> [Work to be completed] In the passage on Moovit's acquisition, for how many years was Omar Téllez president of Moovit before Intel bought it?

> [Source passage]
---*---

Omar Téllez is a private investor in several tech companies based in LatAm and Silicon Valley. A member of Niantic’s executive team, he was previously president of Moovit.

In May 2020, Intel announced its purchase of Moovit, a mobility as a service (MaaS) solutions company known for an app that stitched together GPS, traffic, weather, crime and other factors to help mass transit riders reduce their travel times, along with time and worry.

According to a release, Intel believes combining Moovit’s data repository with the autonomous vehicle solution stack for its Mobileye subsidiary will strengthen advanced driver-assistance systems (ADAS) and help create a combined $230 billion total addressable market for data, MaaS and ADAS .

Before he was a member of Niantic’s executive team, private investor Omar Téllez was president of Moovit for the six years leading up to its acquisition. In this guest post for Extra Crunch, he offers a look inside Moovit’s early growth strategy, its efforts to achieve product-market fit and explains how rapid growth in Latin America sparked the company’s rapid ascent.


In late 2011, Uri Levine, a good friend from Silicon Valley and founder of Waze, asked me to visit Israel to meet Nir Erez and Roy Bick, two entrepreneurs who had launched an application they had called “the Waze of public transportation.”

By then, Waze was already in conversations to be sold (Google would finally buy it for $1.1 billion) and Uri was thinking about his next step. He was on the board of directors of Moovit (then called Tranzmate) and thought they could use a lot of help to grow and expand internationally, following Waze’s path.

At the time, I was part of Synchronoss Technologies’ management team. After Goldman Sachs and Deutsche Bank took us public in 2006, AT&T and Apple presented us with an idea that would change the world. It was so innovative and secret that we had to sign NDAs and personal noncompete agreements to work with them. Apple was preparing to launch the first iPhone and needed a system where users could activate devices from the comfort of their homes. As such, Synchronoss’ stock became very attractive to the capital markets and ours became the best public offering of 2006.

---*---

> [Information provided]
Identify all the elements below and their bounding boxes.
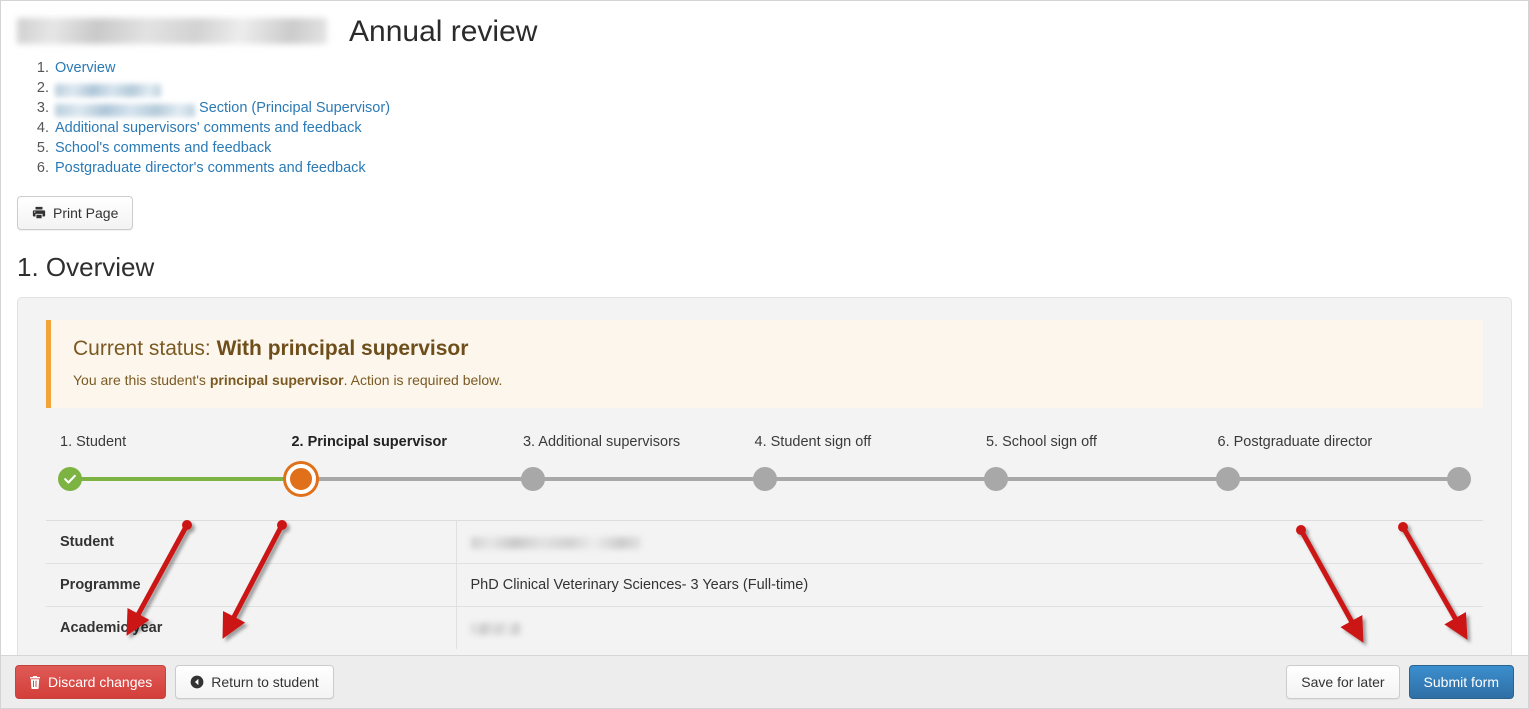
toc-item-redacted-1[interactable] xyxy=(53,78,1528,98)
redacted-value xyxy=(471,537,641,549)
form-action-bar: Discard changes Return to student Save f… xyxy=(1,655,1528,708)
table-row-value xyxy=(456,520,1483,563)
stepper-dot-6-pending xyxy=(1216,467,1240,491)
back-circle-icon xyxy=(190,675,204,689)
return-to-student-button[interactable]: Return to student xyxy=(175,665,333,699)
redacted-toc-label-1 xyxy=(55,84,161,97)
stepper-dot-5-pending xyxy=(984,467,1008,491)
progress-stepper: 1. Student 2. Principal supervisor 3. Addi… xyxy=(58,434,1471,496)
table-row-value: PhD Clinical Veterinary Sciences- 3 Year… xyxy=(456,563,1483,606)
table-row-label: Programme xyxy=(46,563,456,606)
stepper-label-1: 1. Student xyxy=(60,434,126,450)
table-row-label: Student xyxy=(46,520,456,563)
status-alert: Current status: With principal superviso… xyxy=(46,320,1483,407)
save-for-later-button[interactable]: Save for later xyxy=(1286,665,1399,699)
status-alert-subtext: You are this student's principal supervi… xyxy=(73,371,1463,389)
stepper-label-4: 4. Student sign off xyxy=(755,434,872,450)
toc-link-additional-supervisors[interactable]: Additional supervisors' comments and fee… xyxy=(55,120,362,136)
stepper-dot-1-done xyxy=(58,467,82,491)
table-row-label: Academic year xyxy=(46,606,456,649)
stepper-dot-2-current xyxy=(286,464,316,494)
status-sub-bold: principal supervisor xyxy=(210,372,344,388)
print-page-label: Print Page xyxy=(53,206,118,220)
toc-link-school-comments[interactable]: School's comments and feedback xyxy=(55,140,271,156)
table-row-value xyxy=(456,606,1483,649)
form-actions-left: Discard changes Return to student xyxy=(15,665,334,699)
table-row: Academic year xyxy=(46,606,1483,649)
app-viewport: Annual review Overview Section (Principa… xyxy=(0,0,1529,709)
stepper-dot-4-pending xyxy=(753,467,777,491)
stepper-dot-end xyxy=(1447,467,1471,491)
discard-changes-label: Discard changes xyxy=(48,675,152,689)
trash-icon xyxy=(29,676,41,689)
redacted-toc-label-2 xyxy=(55,104,195,117)
student-info-table: StudentProgrammePhD Clinical Veterinary … xyxy=(46,520,1483,649)
page-header: Annual review xyxy=(1,1,1528,48)
status-sub-suffix: . Action is required below. xyxy=(344,372,503,388)
page-title: Annual review xyxy=(349,15,537,48)
stepper-track-completed xyxy=(70,477,302,481)
table-row: Student xyxy=(46,520,1483,563)
status-prefix: Current status: xyxy=(73,337,217,360)
toc-link-postgraduate-director[interactable]: Postgraduate director's comments and fee… xyxy=(55,160,366,176)
status-sub-prefix: You are this student's xyxy=(73,372,210,388)
toc-item-additional-supervisors[interactable]: Additional supervisors' comments and fee… xyxy=(53,118,1528,138)
submit-form-button[interactable]: Submit form xyxy=(1409,665,1514,699)
toc-item-overview[interactable]: Overview xyxy=(53,58,1528,78)
print-page-button[interactable]: Print Page xyxy=(17,196,133,230)
table-row: ProgrammePhD Clinical Veterinary Science… xyxy=(46,563,1483,606)
form-actions-right: Save for later Submit form xyxy=(1286,665,1514,699)
overview-panel: Current status: With principal superviso… xyxy=(17,297,1512,659)
stepper-label-2: 2. Principal supervisor xyxy=(291,434,447,450)
stepper-label-5: 5. School sign off xyxy=(986,434,1097,450)
redacted-value xyxy=(471,623,521,635)
printer-icon xyxy=(32,206,46,220)
table-of-contents: Overview Section (Principal Supervisor) … xyxy=(1,58,1528,178)
submit-form-label: Submit form xyxy=(1424,675,1499,689)
toc-item-school-comments[interactable]: School's comments and feedback xyxy=(53,138,1528,158)
redacted-student-name xyxy=(17,18,327,44)
toc-link-principal-supervisor-section[interactable]: Section (Principal Supervisor) xyxy=(195,100,390,116)
return-to-student-label: Return to student xyxy=(211,675,318,689)
toc-link-overview[interactable]: Overview xyxy=(55,60,115,76)
section-heading: 1. Overview xyxy=(17,252,1528,283)
stepper-dot-3-pending xyxy=(521,467,545,491)
save-for-later-label: Save for later xyxy=(1301,675,1384,689)
toc-item-principal-supervisor-section[interactable]: Section (Principal Supervisor) xyxy=(53,98,1528,118)
stepper-label-6: 6. Postgraduate director xyxy=(1218,434,1373,450)
status-alert-title: Current status: With principal superviso… xyxy=(73,336,1463,362)
discard-changes-button[interactable]: Discard changes xyxy=(15,665,166,699)
status-value: With principal supervisor xyxy=(217,337,469,360)
toc-item-postgraduate-director[interactable]: Postgraduate director's comments and fee… xyxy=(53,158,1528,178)
print-toolbar: Print Page xyxy=(1,178,1528,230)
stepper-label-3: 3. Additional supervisors xyxy=(523,434,680,450)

---*---

> [Response to this exercise] Six years.